- _Problem to work on_
Wherever a line below holds the word "screenshot", copy that line.

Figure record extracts
============

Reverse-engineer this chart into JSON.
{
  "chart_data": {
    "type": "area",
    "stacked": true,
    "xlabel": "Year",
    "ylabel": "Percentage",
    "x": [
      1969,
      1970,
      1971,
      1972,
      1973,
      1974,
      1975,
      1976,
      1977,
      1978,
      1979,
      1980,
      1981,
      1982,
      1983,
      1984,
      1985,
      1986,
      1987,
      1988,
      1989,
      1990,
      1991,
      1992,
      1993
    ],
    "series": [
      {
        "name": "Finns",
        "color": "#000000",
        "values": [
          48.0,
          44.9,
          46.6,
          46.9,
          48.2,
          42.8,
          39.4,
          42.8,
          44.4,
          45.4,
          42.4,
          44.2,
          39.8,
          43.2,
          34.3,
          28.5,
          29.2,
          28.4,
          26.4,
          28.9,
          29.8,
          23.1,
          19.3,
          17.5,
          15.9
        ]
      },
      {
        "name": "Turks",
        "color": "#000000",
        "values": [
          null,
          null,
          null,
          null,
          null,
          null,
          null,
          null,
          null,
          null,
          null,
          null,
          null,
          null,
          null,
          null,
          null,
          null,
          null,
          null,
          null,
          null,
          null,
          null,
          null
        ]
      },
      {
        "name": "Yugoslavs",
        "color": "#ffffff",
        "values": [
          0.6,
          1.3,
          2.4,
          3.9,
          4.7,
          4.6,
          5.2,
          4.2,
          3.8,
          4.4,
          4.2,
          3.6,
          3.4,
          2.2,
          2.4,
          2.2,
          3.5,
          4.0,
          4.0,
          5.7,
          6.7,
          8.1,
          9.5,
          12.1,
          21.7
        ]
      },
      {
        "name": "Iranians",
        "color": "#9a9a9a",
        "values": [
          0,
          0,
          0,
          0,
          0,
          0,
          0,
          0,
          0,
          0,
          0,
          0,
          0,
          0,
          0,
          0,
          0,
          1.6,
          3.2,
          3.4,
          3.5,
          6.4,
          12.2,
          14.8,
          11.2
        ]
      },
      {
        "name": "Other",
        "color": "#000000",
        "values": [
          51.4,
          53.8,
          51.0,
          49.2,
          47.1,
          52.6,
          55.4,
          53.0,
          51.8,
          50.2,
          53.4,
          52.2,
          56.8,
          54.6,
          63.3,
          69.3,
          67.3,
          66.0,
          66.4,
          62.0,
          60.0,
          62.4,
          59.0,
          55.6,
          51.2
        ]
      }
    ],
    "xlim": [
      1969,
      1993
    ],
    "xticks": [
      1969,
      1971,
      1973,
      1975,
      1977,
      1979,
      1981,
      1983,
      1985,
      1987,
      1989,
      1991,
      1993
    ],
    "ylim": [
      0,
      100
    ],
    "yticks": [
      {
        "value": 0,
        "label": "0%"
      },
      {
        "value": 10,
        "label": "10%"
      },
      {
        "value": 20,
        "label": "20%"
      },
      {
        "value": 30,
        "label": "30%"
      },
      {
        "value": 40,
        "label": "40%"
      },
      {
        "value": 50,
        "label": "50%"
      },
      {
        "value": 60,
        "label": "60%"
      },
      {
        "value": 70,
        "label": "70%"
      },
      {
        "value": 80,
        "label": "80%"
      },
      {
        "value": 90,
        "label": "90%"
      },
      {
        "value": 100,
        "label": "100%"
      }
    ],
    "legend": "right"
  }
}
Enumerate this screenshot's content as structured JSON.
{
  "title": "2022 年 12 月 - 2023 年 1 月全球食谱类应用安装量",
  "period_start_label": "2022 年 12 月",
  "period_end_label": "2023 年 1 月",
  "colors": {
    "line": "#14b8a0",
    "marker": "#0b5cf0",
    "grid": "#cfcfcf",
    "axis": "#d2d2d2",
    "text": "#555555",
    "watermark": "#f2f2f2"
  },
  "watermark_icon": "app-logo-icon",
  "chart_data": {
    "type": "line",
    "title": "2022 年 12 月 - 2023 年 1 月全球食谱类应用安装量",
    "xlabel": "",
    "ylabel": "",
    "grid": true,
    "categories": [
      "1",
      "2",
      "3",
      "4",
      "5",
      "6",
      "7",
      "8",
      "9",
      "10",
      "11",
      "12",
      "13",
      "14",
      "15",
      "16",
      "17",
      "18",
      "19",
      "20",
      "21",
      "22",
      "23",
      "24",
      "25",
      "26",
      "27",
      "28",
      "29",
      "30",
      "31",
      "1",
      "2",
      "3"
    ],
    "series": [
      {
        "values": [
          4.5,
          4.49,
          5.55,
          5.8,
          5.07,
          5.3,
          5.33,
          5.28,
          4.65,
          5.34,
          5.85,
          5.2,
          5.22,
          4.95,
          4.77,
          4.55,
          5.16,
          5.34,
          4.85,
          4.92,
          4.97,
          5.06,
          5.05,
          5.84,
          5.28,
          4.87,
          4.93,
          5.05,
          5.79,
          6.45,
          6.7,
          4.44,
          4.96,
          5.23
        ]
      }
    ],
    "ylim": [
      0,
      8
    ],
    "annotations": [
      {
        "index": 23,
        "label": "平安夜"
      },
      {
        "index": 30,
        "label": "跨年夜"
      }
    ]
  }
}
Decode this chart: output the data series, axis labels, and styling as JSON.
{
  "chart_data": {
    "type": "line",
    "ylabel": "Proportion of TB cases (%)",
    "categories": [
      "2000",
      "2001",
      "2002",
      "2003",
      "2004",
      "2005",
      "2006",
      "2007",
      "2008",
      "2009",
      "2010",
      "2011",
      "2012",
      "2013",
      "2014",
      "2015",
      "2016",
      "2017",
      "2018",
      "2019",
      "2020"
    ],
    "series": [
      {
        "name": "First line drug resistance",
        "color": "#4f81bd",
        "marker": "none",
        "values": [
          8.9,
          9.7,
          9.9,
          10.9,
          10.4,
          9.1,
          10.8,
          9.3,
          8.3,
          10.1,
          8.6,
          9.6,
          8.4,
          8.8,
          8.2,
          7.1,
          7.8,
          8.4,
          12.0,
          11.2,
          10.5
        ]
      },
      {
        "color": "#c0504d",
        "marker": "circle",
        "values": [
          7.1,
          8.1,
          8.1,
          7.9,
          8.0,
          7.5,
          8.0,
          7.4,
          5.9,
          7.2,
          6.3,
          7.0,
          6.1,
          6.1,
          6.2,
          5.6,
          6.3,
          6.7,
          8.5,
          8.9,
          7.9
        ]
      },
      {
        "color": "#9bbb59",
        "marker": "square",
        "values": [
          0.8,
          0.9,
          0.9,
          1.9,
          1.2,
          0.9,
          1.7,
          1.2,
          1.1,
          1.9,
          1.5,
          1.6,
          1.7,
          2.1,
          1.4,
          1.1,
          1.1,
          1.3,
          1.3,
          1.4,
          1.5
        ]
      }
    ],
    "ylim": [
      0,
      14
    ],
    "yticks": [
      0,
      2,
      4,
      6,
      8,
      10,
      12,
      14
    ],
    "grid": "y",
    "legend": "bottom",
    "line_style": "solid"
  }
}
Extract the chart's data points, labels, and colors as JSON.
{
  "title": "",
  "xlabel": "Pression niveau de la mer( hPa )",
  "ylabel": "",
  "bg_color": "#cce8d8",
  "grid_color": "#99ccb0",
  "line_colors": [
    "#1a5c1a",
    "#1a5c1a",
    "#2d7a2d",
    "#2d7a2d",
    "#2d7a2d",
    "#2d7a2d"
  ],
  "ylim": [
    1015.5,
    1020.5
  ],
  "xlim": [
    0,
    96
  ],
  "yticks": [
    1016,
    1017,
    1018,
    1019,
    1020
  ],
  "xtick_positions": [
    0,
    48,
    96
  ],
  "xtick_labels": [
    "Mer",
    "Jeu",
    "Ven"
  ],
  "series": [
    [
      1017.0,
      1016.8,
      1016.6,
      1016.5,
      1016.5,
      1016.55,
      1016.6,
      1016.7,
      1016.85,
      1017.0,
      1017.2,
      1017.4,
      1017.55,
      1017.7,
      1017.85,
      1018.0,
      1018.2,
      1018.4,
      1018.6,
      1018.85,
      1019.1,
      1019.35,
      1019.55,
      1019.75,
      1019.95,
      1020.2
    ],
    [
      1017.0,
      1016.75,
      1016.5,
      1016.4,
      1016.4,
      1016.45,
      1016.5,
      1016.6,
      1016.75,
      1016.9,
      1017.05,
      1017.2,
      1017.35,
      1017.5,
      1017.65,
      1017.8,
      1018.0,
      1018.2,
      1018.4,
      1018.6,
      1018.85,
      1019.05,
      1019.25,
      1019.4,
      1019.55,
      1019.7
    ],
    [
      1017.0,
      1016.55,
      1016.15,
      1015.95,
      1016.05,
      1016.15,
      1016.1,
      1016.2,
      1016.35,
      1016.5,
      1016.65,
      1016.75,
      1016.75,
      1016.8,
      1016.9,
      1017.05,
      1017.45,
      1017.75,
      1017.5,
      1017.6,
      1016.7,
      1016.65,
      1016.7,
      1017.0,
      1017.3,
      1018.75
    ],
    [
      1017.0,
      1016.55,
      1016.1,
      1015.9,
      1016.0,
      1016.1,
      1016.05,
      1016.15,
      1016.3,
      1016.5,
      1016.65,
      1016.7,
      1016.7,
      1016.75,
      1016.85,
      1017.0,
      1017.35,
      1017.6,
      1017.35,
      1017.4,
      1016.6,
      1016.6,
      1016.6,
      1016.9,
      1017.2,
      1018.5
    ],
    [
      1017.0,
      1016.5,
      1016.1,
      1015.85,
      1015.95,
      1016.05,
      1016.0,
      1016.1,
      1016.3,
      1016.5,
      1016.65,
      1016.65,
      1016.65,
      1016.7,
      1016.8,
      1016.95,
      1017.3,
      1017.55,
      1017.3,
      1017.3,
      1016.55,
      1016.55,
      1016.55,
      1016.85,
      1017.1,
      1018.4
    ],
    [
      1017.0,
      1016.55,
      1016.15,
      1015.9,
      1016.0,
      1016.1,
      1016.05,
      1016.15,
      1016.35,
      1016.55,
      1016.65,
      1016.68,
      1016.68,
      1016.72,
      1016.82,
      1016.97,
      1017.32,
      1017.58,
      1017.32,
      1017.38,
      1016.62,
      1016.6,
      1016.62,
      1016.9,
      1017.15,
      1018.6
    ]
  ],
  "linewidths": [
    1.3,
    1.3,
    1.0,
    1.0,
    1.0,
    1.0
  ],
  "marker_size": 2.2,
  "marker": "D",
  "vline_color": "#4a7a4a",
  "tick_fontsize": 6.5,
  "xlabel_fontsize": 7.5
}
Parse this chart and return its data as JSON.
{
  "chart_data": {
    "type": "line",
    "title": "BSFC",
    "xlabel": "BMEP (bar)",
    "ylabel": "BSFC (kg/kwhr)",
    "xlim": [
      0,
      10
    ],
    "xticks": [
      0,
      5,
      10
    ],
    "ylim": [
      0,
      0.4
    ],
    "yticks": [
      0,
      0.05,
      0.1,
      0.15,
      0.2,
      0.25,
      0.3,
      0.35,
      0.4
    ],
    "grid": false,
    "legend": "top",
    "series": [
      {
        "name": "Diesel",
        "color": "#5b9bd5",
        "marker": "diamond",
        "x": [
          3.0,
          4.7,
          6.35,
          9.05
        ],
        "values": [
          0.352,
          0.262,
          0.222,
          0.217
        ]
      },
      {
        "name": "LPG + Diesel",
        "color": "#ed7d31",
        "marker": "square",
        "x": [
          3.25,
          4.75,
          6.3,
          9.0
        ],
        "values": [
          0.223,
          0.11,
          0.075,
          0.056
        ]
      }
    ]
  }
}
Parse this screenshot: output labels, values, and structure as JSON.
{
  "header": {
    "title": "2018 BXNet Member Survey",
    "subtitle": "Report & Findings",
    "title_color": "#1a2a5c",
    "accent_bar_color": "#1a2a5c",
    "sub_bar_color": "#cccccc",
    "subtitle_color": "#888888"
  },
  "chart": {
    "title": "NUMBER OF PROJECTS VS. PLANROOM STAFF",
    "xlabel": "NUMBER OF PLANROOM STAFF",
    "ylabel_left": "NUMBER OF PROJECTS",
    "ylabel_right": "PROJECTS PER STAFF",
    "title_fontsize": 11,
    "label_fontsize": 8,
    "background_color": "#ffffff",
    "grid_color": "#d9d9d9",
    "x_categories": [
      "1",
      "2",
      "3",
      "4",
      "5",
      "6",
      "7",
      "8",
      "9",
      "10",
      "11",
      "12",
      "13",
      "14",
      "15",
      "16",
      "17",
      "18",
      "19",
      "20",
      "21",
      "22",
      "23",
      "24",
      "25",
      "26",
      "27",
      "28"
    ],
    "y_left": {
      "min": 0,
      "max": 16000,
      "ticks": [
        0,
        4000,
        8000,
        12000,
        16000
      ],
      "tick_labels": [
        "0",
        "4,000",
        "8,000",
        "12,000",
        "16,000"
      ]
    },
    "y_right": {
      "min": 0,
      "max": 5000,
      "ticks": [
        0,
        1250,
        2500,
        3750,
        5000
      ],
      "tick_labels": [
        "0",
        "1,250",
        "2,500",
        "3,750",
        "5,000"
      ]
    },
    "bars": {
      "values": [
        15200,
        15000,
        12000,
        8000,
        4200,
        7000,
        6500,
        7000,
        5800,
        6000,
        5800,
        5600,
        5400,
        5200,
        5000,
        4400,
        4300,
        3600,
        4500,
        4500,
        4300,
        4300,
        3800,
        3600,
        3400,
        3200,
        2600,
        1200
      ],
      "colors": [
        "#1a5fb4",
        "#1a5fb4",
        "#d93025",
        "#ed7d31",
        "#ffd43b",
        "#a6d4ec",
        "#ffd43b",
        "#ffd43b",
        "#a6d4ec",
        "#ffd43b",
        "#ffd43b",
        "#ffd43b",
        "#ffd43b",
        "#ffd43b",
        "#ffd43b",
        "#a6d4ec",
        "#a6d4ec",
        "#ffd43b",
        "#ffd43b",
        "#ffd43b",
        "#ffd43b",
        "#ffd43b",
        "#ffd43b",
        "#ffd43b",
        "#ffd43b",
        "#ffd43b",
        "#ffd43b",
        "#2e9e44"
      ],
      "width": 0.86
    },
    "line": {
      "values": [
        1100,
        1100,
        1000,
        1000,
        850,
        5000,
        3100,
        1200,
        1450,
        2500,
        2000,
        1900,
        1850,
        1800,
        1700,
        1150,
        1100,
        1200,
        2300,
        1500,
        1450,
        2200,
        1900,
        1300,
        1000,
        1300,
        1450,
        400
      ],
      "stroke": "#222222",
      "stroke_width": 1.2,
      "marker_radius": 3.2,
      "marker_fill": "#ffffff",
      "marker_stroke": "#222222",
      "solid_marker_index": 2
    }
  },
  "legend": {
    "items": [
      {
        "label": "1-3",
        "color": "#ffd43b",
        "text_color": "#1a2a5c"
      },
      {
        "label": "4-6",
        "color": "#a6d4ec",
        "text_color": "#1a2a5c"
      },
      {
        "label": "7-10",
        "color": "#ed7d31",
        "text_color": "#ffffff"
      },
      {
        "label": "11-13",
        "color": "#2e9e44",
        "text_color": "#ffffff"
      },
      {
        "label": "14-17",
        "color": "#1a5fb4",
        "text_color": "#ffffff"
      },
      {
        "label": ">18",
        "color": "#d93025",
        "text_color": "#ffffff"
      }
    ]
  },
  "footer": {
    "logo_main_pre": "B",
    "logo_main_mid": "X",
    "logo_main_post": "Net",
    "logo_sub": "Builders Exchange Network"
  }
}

============

- _Completed exercise_
Enumerate this screenshot's content as structured JSON.
Parse this screenshot: output labels, values, and structure as JSON.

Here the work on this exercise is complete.